## PROBLEM DETAILS
Report all lines from the entries below in which "активно" appears.

## ENTRIES PROVIDED
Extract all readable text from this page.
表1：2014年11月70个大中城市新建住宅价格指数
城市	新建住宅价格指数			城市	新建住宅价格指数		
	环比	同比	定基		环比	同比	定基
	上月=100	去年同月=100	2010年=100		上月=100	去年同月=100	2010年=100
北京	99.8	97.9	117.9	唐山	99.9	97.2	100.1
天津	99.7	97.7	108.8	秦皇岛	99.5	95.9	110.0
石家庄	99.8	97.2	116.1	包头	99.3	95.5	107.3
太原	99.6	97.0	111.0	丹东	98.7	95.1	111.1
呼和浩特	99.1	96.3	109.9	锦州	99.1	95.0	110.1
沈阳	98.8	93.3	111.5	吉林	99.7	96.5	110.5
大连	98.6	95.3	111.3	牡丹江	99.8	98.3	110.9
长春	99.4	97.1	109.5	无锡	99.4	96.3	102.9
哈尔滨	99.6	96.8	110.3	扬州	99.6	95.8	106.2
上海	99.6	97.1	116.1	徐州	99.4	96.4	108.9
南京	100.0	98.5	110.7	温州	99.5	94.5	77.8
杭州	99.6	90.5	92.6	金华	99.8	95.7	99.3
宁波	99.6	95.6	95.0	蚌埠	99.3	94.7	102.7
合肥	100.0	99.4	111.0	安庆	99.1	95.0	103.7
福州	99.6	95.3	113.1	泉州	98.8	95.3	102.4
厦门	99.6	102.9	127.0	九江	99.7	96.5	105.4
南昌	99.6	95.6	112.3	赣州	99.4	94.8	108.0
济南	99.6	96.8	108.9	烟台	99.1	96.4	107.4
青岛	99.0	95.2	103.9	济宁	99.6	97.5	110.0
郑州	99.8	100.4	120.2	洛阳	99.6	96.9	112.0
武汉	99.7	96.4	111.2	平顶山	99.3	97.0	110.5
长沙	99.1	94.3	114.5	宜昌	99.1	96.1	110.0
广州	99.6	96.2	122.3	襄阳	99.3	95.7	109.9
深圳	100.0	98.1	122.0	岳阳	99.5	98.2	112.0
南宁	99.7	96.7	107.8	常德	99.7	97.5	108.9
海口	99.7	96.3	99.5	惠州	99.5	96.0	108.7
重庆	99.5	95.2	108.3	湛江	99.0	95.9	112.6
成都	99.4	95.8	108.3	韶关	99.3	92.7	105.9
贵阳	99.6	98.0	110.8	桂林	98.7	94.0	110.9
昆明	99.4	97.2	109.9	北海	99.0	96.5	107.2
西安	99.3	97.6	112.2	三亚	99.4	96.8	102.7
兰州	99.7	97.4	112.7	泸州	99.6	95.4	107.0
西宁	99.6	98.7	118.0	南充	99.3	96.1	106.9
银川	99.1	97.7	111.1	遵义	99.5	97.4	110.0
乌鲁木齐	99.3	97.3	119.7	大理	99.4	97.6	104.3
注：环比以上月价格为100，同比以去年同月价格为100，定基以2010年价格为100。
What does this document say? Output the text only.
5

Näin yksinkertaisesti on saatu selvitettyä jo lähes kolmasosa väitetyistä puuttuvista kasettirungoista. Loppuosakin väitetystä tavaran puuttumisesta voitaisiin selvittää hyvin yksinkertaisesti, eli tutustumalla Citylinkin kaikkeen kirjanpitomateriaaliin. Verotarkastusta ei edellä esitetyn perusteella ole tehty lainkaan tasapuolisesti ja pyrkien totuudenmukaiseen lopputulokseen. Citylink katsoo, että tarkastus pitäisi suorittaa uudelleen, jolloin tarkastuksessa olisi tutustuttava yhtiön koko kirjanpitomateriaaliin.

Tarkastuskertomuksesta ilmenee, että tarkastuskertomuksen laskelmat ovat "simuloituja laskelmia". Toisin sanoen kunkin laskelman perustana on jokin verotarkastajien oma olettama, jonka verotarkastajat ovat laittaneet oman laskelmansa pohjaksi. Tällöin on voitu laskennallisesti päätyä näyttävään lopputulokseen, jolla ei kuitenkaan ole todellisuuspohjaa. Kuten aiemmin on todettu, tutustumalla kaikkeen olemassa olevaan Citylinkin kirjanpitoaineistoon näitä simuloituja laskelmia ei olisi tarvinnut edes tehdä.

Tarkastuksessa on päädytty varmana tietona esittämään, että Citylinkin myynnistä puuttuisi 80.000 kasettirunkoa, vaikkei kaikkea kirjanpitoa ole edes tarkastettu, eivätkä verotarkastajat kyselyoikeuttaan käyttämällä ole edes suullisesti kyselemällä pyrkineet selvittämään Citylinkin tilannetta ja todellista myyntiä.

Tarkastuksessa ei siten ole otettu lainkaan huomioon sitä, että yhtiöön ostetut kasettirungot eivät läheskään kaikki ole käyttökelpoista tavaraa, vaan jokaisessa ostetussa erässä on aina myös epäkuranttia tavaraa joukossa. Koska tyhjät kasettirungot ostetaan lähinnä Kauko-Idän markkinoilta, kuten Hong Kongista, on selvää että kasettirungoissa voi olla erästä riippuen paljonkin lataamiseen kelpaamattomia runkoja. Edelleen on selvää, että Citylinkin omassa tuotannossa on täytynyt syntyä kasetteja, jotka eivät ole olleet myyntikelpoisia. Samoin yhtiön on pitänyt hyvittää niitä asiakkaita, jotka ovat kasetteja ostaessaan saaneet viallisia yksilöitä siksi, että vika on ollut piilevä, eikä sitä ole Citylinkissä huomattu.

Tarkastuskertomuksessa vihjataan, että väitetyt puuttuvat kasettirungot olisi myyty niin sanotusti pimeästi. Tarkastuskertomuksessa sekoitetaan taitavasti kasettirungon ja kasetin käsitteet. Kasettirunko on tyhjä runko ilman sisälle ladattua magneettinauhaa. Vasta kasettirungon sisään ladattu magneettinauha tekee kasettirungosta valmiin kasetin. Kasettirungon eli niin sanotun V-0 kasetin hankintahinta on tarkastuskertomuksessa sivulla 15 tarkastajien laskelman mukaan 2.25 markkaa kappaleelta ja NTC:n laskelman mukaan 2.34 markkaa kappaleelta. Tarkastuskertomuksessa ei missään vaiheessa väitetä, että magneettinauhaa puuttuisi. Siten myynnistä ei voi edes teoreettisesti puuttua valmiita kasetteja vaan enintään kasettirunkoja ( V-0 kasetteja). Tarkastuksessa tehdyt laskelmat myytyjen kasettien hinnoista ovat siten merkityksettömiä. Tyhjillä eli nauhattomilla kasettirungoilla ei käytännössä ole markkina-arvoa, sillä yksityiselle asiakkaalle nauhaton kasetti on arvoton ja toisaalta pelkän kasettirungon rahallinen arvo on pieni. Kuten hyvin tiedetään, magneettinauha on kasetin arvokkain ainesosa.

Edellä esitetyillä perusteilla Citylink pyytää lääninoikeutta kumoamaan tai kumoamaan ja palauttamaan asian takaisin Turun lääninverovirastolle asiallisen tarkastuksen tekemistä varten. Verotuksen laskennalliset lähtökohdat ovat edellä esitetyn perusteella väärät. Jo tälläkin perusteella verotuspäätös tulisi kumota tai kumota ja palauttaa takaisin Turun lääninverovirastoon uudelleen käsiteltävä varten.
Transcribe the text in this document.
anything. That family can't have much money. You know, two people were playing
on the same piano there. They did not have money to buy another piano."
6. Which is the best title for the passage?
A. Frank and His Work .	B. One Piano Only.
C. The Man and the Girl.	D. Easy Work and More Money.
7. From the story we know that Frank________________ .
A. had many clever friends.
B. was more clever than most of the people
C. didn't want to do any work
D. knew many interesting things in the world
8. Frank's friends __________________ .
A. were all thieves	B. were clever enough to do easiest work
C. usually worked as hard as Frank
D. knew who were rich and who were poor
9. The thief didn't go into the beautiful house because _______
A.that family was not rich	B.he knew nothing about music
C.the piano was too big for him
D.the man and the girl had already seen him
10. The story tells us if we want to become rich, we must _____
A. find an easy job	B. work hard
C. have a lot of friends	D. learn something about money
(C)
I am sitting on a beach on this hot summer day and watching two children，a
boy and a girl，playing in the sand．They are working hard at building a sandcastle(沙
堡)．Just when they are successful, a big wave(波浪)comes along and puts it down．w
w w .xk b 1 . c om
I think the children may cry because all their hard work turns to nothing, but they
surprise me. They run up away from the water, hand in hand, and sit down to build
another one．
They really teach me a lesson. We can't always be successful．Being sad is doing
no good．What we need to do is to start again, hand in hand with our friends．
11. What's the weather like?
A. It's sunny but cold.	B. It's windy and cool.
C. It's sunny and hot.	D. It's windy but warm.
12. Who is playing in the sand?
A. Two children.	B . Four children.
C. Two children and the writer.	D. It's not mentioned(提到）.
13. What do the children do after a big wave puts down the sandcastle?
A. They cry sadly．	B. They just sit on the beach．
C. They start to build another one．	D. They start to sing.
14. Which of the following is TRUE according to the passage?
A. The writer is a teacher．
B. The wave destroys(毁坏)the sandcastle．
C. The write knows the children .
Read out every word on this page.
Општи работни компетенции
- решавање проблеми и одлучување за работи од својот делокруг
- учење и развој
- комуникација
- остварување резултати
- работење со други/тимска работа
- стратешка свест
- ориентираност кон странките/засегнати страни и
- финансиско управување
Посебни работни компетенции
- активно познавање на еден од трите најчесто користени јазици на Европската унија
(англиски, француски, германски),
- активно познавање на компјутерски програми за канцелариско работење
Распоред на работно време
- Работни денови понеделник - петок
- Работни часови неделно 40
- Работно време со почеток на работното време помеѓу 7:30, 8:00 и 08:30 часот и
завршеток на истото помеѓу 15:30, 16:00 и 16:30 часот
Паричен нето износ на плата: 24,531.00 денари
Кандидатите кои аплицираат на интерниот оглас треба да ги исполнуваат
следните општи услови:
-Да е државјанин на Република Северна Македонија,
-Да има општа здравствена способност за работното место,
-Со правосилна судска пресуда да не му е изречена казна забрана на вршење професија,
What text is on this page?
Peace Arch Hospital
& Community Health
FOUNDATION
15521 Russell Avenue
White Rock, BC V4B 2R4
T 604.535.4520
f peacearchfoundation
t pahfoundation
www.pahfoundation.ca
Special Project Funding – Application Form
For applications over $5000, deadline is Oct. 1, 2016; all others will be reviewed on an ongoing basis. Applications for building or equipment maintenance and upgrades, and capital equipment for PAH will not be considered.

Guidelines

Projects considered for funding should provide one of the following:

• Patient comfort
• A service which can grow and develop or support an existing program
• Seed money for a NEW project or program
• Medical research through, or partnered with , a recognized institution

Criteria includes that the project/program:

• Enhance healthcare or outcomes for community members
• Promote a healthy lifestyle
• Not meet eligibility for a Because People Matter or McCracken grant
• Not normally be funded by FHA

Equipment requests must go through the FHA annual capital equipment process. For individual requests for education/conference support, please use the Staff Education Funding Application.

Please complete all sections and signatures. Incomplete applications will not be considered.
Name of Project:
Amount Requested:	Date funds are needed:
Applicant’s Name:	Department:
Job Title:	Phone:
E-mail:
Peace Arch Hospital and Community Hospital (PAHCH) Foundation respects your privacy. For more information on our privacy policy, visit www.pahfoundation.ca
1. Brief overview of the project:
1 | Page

## WRITTEN SOLUTION
- активно познавање на еден од трите најчесто користени јазици на Европската унија
- активно познавање на компјутерски програми за канцелариско работење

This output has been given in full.